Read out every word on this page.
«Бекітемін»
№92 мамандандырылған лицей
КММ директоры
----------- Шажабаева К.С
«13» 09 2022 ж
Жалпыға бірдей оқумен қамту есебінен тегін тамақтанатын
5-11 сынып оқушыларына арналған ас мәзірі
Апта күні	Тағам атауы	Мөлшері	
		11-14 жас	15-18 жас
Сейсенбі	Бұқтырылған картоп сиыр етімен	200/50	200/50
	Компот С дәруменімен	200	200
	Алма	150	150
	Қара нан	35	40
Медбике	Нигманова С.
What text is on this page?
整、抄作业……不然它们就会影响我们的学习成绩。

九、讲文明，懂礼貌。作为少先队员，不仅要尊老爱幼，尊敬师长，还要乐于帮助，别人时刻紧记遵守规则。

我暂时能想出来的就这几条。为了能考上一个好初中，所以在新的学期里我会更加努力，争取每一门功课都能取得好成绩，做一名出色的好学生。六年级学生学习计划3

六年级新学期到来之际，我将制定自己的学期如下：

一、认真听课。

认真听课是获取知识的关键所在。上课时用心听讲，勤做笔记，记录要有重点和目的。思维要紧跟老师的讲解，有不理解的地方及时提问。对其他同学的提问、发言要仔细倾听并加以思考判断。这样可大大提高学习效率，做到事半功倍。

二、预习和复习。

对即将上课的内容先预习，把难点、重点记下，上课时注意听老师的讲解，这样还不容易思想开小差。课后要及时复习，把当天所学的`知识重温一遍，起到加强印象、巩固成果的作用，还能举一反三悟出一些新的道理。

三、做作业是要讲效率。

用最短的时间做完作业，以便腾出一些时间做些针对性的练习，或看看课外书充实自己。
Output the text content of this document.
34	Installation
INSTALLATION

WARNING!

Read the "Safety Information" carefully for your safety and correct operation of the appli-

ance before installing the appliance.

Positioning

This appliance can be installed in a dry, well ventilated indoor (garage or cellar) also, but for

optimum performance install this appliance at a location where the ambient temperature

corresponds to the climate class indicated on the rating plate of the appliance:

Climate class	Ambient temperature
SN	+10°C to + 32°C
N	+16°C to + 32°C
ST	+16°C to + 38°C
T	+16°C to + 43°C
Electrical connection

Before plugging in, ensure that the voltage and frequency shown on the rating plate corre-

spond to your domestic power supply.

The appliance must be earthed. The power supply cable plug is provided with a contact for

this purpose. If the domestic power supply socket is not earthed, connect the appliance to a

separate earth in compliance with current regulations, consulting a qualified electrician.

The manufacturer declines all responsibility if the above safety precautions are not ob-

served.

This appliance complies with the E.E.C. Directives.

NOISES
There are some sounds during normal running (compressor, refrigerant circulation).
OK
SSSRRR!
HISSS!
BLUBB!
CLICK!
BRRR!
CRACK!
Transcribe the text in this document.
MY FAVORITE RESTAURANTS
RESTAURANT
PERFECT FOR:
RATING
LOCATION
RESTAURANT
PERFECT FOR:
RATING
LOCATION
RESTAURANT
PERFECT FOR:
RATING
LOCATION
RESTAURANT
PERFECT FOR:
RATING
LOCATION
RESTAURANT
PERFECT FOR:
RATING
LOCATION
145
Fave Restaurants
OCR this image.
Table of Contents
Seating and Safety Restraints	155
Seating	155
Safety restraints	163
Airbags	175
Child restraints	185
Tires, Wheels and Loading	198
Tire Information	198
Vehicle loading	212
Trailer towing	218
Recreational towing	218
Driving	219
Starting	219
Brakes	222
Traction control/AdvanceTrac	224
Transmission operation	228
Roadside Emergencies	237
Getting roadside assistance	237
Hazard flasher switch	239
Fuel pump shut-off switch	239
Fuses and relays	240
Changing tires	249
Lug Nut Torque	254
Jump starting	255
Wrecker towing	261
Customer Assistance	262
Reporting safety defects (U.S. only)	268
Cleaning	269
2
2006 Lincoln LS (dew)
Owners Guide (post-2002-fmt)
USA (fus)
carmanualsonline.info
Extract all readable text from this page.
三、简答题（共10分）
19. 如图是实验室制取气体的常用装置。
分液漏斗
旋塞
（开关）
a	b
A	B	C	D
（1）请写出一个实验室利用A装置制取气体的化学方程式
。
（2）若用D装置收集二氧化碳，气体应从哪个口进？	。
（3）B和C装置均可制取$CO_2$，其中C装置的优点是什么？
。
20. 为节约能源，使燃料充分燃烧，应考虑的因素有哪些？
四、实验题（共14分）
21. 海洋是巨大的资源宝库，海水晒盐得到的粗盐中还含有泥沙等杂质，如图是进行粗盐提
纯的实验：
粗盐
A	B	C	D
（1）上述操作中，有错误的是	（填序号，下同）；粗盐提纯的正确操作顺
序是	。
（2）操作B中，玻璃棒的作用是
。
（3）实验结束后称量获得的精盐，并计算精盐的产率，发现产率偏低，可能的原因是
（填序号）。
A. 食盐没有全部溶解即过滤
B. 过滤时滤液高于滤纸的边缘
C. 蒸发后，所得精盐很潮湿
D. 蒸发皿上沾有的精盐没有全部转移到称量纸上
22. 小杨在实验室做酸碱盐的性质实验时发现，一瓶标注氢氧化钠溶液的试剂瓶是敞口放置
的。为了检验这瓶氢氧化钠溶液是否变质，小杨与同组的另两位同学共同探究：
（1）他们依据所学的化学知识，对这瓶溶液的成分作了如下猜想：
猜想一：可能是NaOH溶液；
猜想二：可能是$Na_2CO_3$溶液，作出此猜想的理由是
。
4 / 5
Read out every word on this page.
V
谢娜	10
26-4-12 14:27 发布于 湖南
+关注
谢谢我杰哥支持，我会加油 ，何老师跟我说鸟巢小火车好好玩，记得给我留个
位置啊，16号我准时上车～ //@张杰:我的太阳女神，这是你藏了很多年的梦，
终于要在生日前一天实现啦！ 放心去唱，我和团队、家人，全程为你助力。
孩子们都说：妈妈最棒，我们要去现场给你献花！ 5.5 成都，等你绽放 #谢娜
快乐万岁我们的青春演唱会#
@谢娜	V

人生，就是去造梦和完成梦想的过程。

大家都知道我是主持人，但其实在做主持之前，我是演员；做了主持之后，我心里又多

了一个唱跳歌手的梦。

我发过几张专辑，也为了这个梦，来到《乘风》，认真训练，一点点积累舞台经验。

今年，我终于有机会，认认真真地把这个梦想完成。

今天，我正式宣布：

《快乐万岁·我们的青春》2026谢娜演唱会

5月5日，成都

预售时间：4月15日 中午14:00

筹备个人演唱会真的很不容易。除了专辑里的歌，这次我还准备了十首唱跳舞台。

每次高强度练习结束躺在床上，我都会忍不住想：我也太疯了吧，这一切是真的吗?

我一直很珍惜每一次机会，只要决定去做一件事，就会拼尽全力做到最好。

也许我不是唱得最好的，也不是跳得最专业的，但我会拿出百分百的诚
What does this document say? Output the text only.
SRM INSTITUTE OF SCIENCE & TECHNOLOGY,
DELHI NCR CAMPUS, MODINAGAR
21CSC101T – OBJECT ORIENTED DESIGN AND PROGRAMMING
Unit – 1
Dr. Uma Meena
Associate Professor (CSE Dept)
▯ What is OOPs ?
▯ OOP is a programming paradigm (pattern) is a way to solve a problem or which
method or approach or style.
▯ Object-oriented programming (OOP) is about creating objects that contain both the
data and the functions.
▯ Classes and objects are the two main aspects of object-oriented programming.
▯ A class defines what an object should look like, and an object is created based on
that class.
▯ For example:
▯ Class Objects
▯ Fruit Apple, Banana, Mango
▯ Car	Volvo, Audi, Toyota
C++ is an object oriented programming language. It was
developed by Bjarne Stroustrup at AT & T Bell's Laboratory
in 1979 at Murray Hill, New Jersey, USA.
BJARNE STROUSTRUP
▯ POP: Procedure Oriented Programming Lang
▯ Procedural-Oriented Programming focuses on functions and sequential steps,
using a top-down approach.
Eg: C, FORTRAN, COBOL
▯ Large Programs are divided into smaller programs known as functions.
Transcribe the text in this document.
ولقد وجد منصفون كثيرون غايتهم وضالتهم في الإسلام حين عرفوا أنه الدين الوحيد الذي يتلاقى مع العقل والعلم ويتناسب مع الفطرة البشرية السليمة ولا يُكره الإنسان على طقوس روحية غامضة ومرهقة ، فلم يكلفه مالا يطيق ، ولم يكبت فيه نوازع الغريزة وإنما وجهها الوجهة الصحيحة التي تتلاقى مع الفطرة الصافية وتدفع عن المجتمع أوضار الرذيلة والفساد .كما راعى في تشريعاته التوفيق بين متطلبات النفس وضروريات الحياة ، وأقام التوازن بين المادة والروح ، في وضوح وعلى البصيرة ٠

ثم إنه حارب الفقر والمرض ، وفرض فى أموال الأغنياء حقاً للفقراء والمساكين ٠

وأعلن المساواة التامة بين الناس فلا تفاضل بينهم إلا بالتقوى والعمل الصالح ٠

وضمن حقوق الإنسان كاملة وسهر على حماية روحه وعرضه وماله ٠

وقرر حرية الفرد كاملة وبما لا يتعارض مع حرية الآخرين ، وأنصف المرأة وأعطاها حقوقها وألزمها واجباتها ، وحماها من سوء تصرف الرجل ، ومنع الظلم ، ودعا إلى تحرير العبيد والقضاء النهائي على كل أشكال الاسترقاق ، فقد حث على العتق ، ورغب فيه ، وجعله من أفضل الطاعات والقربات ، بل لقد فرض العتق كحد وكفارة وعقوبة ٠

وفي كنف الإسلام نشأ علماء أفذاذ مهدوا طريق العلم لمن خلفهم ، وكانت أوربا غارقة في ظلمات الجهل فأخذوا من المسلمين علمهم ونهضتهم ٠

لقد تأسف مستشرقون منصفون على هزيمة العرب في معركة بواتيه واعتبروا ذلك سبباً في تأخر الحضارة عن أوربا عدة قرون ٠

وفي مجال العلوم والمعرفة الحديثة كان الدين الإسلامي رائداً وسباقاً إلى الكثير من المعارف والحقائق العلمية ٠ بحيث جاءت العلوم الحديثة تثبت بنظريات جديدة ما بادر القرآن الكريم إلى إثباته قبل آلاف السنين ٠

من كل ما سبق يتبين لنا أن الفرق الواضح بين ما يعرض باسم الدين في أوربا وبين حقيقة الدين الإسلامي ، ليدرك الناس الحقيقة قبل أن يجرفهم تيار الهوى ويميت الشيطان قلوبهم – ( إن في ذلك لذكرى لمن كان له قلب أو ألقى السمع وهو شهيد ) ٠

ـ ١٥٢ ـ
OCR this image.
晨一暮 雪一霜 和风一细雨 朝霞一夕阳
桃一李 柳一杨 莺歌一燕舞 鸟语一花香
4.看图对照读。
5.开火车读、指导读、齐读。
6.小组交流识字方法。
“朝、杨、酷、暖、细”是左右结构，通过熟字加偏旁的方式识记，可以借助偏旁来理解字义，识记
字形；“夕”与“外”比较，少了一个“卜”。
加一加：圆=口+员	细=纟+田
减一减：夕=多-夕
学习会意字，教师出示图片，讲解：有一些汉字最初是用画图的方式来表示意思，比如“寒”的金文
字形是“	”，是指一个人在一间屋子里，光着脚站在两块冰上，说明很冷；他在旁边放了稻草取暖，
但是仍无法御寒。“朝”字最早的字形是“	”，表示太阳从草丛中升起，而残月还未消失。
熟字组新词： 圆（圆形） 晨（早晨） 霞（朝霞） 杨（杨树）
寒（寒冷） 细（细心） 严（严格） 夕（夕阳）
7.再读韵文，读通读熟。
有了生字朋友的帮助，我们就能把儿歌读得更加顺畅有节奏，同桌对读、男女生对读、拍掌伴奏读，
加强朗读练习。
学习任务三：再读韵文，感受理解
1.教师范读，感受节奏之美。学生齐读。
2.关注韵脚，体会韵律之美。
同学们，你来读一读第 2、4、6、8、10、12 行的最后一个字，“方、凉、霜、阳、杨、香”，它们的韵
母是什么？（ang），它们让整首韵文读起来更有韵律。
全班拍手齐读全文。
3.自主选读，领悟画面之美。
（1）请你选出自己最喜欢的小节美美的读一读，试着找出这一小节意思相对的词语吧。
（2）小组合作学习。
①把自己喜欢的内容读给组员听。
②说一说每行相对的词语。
++++++
Short problem
Return all lines containing the word "with".

Worked answer
The appliance must be earthed. The power supply cable plug is provided with a contact for
separate earth in compliance with current regulations, consulting a qualified electrician.
This appliance complies with the E.E.C. Directives.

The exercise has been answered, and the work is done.